▶ Text passage:
----------
As the year comes to a close, several politicians and hotly debated issues find themselves in far different situations than when 2011 began, with many experiencing what could be best described as a reversal of fortune. They range from the makeup of City Council to the progress of Cincinnati’s streetcar project, and from attacks on public-sector labor unions to the tactics and style of Ohio Gov. John Kasich.
To be sure, many things remain as they’ve been for the past few years at the national level: The economy still is stuck in a ditch, unemployment is high and the federal government is paralyzed by partisan gridlock. But the Queen City saw several dramatic turnabouts, although whether they are welcome depends on your political perspective.
The year began with a bitterly divided Cincinnati City Council that had spent the entire holiday season bickering about budget cuts and barely approved a spending plan for 2011 in time for New Year’s Day.
As part of the budget, City Council voted 5-4 to repeal Cincinnati’s marijuana recriminalization law. Although Ohio law makes the possession of up to 100 grams of marijuana a minor misdemeanor that’s punishable only by a $150 fine and no criminal record, City Council had changed it in 2006 so the same crime here would be punishable by up to 30 days in jail, a $250 fine and a criminal record.
Originally, the law was meant to discourage “drug tourism,” in which people from surrounding communities come to Cincinnati to buy pot, along with allowing police to more readily conduct full-body searches of people they suspect of carrying guns.
It didn’t quite work: Statistics showed the reduction in out-of-state residents buying pot here was minimal — less than 1 percent — but costs to prosecute the cases more than doubled. Also, data showed that 85 percent of people charged under the law were African American, despite statistics indicating that marijuana use among blacks and whites is roughly equal.
----------
▶ Records for this task:

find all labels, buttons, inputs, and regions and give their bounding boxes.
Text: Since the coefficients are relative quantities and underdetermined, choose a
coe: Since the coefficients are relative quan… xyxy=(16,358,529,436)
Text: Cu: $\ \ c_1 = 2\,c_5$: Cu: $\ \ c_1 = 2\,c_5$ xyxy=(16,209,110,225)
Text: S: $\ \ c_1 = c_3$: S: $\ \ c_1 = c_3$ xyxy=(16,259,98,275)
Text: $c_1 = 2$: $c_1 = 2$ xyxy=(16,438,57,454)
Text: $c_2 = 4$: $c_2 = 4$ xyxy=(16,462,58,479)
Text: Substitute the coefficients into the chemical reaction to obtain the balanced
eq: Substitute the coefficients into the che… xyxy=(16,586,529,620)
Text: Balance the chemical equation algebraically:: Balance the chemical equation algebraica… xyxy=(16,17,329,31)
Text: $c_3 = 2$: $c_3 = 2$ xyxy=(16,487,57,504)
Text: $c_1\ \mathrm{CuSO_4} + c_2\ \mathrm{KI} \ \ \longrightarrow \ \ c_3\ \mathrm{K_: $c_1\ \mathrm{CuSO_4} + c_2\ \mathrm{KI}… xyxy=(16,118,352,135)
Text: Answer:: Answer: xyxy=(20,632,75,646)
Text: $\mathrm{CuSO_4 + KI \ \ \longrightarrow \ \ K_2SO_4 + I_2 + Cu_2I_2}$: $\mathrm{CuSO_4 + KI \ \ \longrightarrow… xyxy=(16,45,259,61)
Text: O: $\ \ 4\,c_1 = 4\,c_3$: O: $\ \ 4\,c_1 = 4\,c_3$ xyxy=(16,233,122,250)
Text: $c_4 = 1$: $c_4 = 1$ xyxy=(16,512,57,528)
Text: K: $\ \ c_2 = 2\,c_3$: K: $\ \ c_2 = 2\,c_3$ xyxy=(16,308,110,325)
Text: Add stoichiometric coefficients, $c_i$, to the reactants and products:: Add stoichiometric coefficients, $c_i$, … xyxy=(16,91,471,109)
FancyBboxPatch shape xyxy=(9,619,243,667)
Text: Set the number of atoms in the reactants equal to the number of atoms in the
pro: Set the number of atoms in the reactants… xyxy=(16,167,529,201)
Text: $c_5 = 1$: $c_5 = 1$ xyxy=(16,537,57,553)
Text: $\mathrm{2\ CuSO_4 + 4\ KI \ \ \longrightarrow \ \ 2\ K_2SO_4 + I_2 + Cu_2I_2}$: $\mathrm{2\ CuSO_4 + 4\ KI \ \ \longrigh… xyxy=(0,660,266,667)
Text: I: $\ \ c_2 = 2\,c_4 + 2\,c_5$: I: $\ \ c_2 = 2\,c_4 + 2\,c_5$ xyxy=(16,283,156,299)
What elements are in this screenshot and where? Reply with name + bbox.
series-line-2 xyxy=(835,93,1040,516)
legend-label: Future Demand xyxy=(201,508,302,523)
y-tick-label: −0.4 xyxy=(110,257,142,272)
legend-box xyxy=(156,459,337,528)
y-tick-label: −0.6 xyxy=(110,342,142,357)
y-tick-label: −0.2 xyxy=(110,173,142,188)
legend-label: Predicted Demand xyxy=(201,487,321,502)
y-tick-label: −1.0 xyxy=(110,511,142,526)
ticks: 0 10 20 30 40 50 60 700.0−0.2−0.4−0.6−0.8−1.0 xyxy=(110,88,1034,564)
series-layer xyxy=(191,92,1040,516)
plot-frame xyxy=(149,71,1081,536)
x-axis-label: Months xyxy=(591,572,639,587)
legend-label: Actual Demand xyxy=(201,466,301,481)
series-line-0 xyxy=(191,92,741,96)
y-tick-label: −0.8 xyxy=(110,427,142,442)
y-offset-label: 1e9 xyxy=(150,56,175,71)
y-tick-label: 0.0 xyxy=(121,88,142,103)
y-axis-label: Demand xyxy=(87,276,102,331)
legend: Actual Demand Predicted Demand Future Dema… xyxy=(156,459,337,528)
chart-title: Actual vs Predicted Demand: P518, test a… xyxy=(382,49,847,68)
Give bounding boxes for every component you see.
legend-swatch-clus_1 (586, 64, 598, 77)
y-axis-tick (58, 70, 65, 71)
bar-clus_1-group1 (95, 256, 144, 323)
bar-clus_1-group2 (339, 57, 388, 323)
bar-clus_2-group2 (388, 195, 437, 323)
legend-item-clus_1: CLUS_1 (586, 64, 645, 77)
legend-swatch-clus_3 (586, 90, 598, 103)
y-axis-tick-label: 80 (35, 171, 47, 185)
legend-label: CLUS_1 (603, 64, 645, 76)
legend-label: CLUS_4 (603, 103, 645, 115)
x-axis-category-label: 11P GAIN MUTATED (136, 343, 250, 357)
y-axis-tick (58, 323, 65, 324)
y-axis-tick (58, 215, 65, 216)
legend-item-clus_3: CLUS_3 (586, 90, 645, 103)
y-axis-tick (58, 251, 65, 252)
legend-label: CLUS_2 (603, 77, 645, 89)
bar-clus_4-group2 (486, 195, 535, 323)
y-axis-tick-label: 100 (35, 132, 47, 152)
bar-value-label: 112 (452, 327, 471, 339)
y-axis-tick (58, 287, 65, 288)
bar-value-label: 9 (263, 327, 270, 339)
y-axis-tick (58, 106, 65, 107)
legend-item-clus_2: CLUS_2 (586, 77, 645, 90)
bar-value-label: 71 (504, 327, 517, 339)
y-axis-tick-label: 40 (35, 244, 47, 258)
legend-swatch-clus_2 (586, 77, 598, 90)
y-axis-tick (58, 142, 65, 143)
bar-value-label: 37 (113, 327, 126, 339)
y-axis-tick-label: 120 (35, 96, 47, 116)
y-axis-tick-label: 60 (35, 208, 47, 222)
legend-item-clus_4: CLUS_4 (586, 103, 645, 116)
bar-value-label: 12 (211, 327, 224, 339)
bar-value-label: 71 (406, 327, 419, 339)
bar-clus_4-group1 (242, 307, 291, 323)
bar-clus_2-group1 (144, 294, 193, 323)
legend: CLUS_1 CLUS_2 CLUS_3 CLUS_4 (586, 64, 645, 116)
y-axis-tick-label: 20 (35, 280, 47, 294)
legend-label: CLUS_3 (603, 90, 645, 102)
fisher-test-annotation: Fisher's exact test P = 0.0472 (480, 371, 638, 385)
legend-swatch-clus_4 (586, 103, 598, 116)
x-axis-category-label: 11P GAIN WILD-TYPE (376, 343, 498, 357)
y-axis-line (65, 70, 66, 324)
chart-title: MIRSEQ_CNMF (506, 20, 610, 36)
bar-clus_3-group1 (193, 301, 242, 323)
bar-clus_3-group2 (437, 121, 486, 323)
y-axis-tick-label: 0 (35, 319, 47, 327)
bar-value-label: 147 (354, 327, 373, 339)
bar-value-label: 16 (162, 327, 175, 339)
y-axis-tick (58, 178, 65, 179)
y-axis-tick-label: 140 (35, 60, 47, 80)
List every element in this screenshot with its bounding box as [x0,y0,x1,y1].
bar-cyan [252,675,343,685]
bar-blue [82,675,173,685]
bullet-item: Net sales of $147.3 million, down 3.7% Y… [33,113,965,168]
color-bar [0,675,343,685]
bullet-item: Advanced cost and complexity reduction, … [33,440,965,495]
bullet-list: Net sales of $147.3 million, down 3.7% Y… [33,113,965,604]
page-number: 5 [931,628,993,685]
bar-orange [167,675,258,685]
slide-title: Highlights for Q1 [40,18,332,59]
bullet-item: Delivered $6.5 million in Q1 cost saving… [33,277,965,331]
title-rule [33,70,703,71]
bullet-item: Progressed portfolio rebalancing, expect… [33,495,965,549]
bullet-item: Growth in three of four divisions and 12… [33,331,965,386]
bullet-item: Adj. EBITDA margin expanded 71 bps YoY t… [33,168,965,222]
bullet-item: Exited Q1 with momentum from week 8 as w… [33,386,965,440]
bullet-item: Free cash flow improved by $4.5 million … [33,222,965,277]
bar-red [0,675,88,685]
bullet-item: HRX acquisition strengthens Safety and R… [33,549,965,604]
----------
▶ Written tasks:
1. Answer these questions from the text passage about Cincinnati in 2011:
(a) By what vote did City Council repeal the marijuana recriminalization law?
(b) Under Ohio law, what fine applies to possessing up to 100 grams of marijuana?
(c) What percentage of people charged under the Cincinnati law were African American?
2. Please output the listing lines from the start of the listing through the line containing "eq: Substitute the", both included, as a JSON list of strings with one string per line.

▶ Exercise solutions:
1.
(a) 5-4
(b) $150
(c) 85 percent

2.
[
  "find all labels, buttons, inputs, and regions and give their bounding boxes.",
  "Text: Since the coefficients are relative quantities and underdetermined, choose a",
  "coe: Since the coefficients are relative quan… xyxy=(16,358,529,436)",
  "Text: Cu: $\\ \\ c_1 = 2\\,c_5$: Cu: $\\ \\ c_1 = 2\\,c_5$ xyxy=(16,209,110,225)",
  "Text: S: $\\ \\ c_1 = c_3$: S: $\\ \\ c_1 = c_3$ xyxy=(16,259,98,275)",
  "Text: $c_1 = 2$: $c_1 = 2$ xyxy=(16,438,57,454)",
  "Text: $c_2 = 4$: $c_2 = 4$ xyxy=(16,462,58,479)",
  "Text: Substitute the coefficients into the chemical reaction to obtain the balanced",
  "eq: Substitute the coefficients into the che… xyxy=(16,586,529,620)"
]